■ **WHAT YOU SHOULD DO**
Your task is to extract every line from the material below exactly.

Records contained in a dataset:
◆ ◆ ◆ ◆ ◆ ◆ ◆

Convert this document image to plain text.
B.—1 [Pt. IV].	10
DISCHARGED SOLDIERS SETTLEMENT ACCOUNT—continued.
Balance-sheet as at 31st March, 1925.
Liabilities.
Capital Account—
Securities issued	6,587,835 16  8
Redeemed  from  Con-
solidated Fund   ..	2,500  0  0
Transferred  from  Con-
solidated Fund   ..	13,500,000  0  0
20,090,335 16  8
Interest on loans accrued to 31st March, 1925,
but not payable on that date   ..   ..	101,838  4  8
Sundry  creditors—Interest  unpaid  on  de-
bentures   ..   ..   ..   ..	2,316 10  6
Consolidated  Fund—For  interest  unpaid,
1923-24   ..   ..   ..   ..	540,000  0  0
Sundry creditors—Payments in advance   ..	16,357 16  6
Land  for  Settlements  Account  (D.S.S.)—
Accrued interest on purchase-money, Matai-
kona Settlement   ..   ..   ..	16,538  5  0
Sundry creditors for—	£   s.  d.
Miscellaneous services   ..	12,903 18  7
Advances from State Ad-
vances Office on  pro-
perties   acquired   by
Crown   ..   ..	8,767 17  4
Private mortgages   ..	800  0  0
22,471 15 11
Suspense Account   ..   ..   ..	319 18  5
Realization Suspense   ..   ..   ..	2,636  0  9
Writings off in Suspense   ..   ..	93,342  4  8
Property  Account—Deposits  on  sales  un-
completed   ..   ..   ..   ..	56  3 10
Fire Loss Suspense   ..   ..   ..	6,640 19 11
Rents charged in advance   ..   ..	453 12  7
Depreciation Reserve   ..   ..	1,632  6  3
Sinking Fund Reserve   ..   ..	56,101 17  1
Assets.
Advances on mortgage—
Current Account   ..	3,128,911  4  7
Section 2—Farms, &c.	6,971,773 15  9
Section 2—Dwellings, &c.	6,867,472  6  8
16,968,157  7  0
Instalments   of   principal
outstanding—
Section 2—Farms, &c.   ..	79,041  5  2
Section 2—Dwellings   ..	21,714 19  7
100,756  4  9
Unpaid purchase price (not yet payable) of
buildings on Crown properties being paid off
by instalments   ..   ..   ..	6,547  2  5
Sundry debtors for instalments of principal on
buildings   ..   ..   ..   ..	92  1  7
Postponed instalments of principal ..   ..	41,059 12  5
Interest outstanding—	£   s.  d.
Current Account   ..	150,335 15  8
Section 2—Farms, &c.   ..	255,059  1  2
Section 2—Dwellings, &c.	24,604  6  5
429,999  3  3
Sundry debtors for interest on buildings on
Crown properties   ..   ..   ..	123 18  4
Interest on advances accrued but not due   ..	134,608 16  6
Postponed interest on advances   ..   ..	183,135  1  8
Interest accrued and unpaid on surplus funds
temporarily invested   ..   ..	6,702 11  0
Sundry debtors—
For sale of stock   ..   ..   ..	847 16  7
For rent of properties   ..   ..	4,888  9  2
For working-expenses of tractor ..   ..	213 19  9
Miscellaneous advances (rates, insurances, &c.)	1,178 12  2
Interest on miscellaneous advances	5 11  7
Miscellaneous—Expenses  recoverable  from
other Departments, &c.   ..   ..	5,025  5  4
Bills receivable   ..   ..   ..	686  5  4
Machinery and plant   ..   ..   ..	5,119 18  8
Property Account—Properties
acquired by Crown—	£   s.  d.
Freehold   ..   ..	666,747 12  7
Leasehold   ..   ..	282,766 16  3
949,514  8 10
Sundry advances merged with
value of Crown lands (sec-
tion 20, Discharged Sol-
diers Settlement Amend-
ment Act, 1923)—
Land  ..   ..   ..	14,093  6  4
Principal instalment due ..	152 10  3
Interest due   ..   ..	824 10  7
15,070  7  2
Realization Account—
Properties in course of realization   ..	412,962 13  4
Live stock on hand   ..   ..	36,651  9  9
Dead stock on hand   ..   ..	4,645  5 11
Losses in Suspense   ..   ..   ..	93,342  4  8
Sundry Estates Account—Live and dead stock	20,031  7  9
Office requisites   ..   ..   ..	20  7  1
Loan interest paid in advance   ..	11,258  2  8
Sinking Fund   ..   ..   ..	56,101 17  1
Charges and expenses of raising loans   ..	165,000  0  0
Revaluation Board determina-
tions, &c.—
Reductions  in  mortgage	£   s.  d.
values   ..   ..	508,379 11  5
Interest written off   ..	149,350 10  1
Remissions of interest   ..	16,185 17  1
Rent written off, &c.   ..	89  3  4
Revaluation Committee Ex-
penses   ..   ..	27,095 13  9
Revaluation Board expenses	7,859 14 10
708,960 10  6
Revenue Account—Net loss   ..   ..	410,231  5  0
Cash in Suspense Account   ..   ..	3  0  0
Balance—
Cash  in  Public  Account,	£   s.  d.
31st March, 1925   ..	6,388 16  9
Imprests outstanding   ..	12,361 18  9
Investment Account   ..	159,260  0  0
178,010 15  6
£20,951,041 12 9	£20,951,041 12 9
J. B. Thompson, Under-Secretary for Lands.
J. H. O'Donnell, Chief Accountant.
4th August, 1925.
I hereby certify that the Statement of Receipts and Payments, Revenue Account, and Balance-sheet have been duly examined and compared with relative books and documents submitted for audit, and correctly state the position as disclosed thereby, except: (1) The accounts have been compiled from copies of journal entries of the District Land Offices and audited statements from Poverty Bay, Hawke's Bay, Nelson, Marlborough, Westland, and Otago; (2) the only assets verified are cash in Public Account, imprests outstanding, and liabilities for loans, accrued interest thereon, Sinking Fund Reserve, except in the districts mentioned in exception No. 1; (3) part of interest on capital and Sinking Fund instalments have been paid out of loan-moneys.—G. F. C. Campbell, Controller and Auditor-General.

◆ ◆ ◆ ◆ ◆ ◆ ◆

■ **EXERCISE ANSWER**
Convert this document image to plain text.
B.—1 [Pt. IV].	10
DISCHARGED SOLDIERS SETTLEMENT ACCOUNT—continued.
Balance-sheet as at 31st March, 1925.
Liabilities.
Capital Account—
Securities issued	6,587,835 16  8
Redeemed  from  Con-
solidated Fund   ..	2,500  0  0
Transferred  from  Con-
solidated Fund   ..	13,500,000  0  0
20,090,335 16  8
Interest on loans accrued to 31st March, 1925,
but not payable on that date   ..   ..	101,838  4  8
Sundry  creditors—Interest  unpaid  on  de-
bentures   ..   ..   ..   ..	2,316 10  6
Consolidated  Fund—For  interest  unpaid,
1923-24   ..   ..   ..   ..	540,000  0  0
Sundry creditors—Payments in advance   ..	16,357 16  6
Land  for  Settlements  Account  (D.S.S.)—
Accrued interest on purchase-money, Matai-
kona Settlement   ..   ..   ..	16,538  5  0
Sundry creditors for—	£   s.  d.
Miscellaneous services   ..	12,903 18  7
Advances from State Ad-
vances Office on  pro-
perties   acquired   by
Crown   ..   ..	8,767 17  4
Private mortgages   ..	800  0  0
22,471 15 11
Suspense Account   ..   ..   ..	319 18  5
Realization Suspense   ..   ..   ..	2,636  0  9
Writings off in Suspense   ..   ..	93,342  4  8
Property  Account—Deposits  on  sales  un-
completed   ..   ..   ..   ..	56  3 10
Fire Loss Suspense   ..   ..   ..	6,640 19 11
Rents charged in advance   ..   ..	453 12  7
Depreciation Reserve   ..   ..	1,632  6  3
Sinking Fund Reserve   ..   ..	56,101 17  1
Assets.
Advances on mortgage—
Current Account   ..	3,128,911  4  7
Section 2—Farms, &c.	6,971,773 15  9
Section 2—Dwellings, &c.	6,867,472  6  8
16,968,157  7  0
Instalments   of   principal
outstanding—
Section 2—Farms, &c.   ..	79,041  5  2
Section 2—Dwellings   ..	21,714 19  7
100,756  4  9
Unpaid purchase price (not yet payable) of
buildings on Crown properties being paid off
by instalments   ..   ..   ..	6,547  2  5
Sundry debtors for instalments of principal on
buildings   ..   ..   ..   ..	92  1  7
Postponed instalments of principal ..   ..	41,059 12  5
Interest outstanding—	£   s.  d.
Current Account   ..	150,335 15  8
Section 2—Farms, &c.   ..	255,059  1  2
Section 2—Dwellings, &c.	24,604  6  5
429,999  3  3
Sundry debtors for interest on buildings on
Crown properties   ..   ..   ..	123 18  4
Interest on advances accrued but not due   ..	134,608 16  6
Postponed interest on advances   ..   ..	183,135  1  8
Interest accrued and unpaid on surplus funds
temporarily invested   ..   ..	6,702 11  0
Sundry debtors—
For sale of stock   ..   ..   ..	847 16  7
For rent of properties   ..   ..	4,888  9  2
For working-expenses of tractor ..   ..	213 19  9
Miscellaneous advances (rates, insurances, &c.)	1,178 12  2
Interest on miscellaneous advances	5 11  7
Miscellaneous—Expenses  recoverable  from
other Departments, &c.   ..   ..	5,025  5  4
Bills receivable   ..   ..   ..	686  5  4
Machinery and plant   ..   ..   ..	5,119 18  8
Property Account—Properties
acquired by Crown—	£   s.  d.
Freehold   ..   ..	666,747 12  7
Leasehold   ..   ..	282,766 16  3
949,514  8 10
Sundry advances merged with
value of Crown lands (sec-
tion 20, Discharged Sol-
diers Settlement Amend-
ment Act, 1923)—
Land  ..   ..   ..	14,093  6  4
Principal instalment due ..	152 10  3
Interest due   ..   ..	824 10  7
15,070  7  2
Realization Account—
Properties in course of realization   ..	412,962 13  4
Live stock on hand   ..   ..	36,651  9  9
Dead stock on hand   ..   ..	4,645  5 11
Losses in Suspense   ..   ..   ..	93,342  4  8
Sundry Estates Account—Live and dead stock	20,031  7  9
Office requisites   ..   ..   ..	20  7  1
Loan interest paid in advance   ..	11,258  2  8
Sinking Fund   ..   ..   ..	56,101 17  1
Charges and expenses of raising loans   ..	165,000  0  0
Revaluation Board determina-
tions, &c.—
Reductions  in  mortgage	£   s.  d.
values   ..   ..	508,379 11  5
Interest written off   ..	149,350 10  1
Remissions of interest   ..	16,185 17  1
Rent written off, &c.   ..	89  3  4
Revaluation Committee Ex-
penses   ..   ..	27,095 13  9
Revaluation Board expenses	7,859 14 10
708,960 10  6
Revenue Account—Net loss   ..   ..	410,231  5  0
Cash in Suspense Account   ..   ..	3  0  0
Balance—
Cash  in  Public  Account,	£   s.  d.
31st March, 1925   ..	6,388 16  9
Imprests outstanding   ..	12,361 18  9
Investment Account   ..	159,260  0  0
178,010 15  6
£20,951,041 12 9	£20,951,041 12 9
J. B. Thompson, Under-Secretary for Lands.
J. H. O'Donnell, Chief Accountant.
4th August, 1925.
I hereby certify that the Statement of Receipts and Payments, Revenue Account, and Balance-sheet have been duly examined and compared with relative books and documents submitted for audit, and correctly state the position as disclosed thereby, except: (1) The accounts have been compiled from copies of journal entries of the District Land Offices and audited statements from Poverty Bay, Hawke's Bay, Nelson, Marlborough, Westland, and Otago; (2) the only assets verified are cash in Public Account, imprests outstanding, and liabilities for loans, accrued interest thereon, Sinking Fund Reserve, except in the districts mentioned in exception No. 1; (3) part of interest on capital and Sinking Fund instalments have been paid out of loan-moneys.—G. F. C. Campbell, Controller and Auditor-General.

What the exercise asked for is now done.